WHAT THE TASK REQUIRES> Return all the data, word for word.

DATA TO USE>
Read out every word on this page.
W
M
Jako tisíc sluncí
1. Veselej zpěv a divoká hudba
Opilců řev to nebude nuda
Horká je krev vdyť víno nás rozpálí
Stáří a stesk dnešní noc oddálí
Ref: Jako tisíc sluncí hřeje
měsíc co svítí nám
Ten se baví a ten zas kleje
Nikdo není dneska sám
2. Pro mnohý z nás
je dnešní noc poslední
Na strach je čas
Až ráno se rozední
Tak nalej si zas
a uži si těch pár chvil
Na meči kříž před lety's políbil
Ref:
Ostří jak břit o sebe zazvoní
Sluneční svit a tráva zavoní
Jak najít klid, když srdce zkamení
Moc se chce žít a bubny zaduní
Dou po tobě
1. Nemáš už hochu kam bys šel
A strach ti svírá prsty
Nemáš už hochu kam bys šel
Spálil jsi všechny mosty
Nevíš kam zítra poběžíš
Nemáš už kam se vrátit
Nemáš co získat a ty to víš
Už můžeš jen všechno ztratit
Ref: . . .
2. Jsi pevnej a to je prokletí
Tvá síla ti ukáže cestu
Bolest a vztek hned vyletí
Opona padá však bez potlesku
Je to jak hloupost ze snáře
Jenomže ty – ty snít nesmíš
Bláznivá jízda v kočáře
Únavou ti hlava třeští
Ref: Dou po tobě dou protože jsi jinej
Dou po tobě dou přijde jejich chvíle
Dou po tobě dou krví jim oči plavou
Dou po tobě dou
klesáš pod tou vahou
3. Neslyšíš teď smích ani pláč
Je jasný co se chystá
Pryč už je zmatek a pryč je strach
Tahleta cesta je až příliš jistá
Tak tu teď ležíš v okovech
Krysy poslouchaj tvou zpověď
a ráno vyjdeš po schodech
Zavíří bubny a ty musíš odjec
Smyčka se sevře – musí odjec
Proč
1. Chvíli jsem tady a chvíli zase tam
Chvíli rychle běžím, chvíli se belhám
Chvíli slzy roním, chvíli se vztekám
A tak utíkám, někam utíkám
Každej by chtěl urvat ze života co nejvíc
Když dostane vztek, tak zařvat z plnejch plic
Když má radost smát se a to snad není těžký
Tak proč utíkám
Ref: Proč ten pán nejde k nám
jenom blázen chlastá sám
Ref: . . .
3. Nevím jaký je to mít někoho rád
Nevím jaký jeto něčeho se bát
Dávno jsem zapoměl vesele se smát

CORRECT RESPONSE>
Read out every word on this page.
W
M
Jako tisíc sluncí
1. Veselej zpěv a divoká hudba
Opilců řev to nebude nuda
Horká je krev vdyť víno nás rozpálí
Stáří a stesk dnešní noc oddálí
Ref: Jako tisíc sluncí hřeje
měsíc co svítí nám
Ten se baví a ten zas kleje
Nikdo není dneska sám
2. Pro mnohý z nás
je dnešní noc poslední
Na strach je čas
Až ráno se rozední
Tak nalej si zas
a uži si těch pár chvil
Na meči kříž před lety's políbil
Ref:
Ostří jak břit o sebe zazvoní
Sluneční svit a tráva zavoní
Jak najít klid, když srdce zkamení
Moc se chce žít a bubny zaduní
Dou po tobě
1. Nemáš už hochu kam bys šel
A strach ti svírá prsty
Nemáš už hochu kam bys šel
Spálil jsi všechny mosty
Nevíš kam zítra poběžíš
Nemáš už kam se vrátit
Nemáš co získat a ty to víš
Už můžeš jen všechno ztratit
Ref: . . .
2. Jsi pevnej a to je prokletí
Tvá síla ti ukáže cestu
Bolest a vztek hned vyletí
Opona padá však bez potlesku
Je to jak hloupost ze snáře
Jenomže ty – ty snít nesmíš
Bláznivá jízda v kočáře
Únavou ti hlava třeští
Ref: Dou po tobě dou protože jsi jinej
Dou po tobě dou přijde jejich chvíle
Dou po tobě dou krví jim oči plavou
Dou po tobě dou
klesáš pod tou vahou
3. Neslyšíš teď smích ani pláč
Je jasný co se chystá
Pryč už je zmatek a pryč je strach
Tahleta cesta je až příliš jistá
Tak tu teď ležíš v okovech
Krysy poslouchaj tvou zpověď
a ráno vyjdeš po schodech
Zavíří bubny a ty musíš odjec
Smyčka se sevře – musí odjec
Proč
1. Chvíli jsem tady a chvíli zase tam
Chvíli rychle běžím, chvíli se belhám
Chvíli slzy roním, chvíli se vztekám
A tak utíkám, někam utíkám
Každej by chtěl urvat ze života co nejvíc
Když dostane vztek, tak zařvat z plnejch plic
Když má radost smát se a to snad není těžký
Tak proč utíkám
Ref: Proč ten pán nejde k nám
jenom blázen chlastá sám
Ref: . . .
3. Nevím jaký je to mít někoho rád
Nevím jaký jeto něčeho se bát
Dávno jsem zapoměl vesele se smát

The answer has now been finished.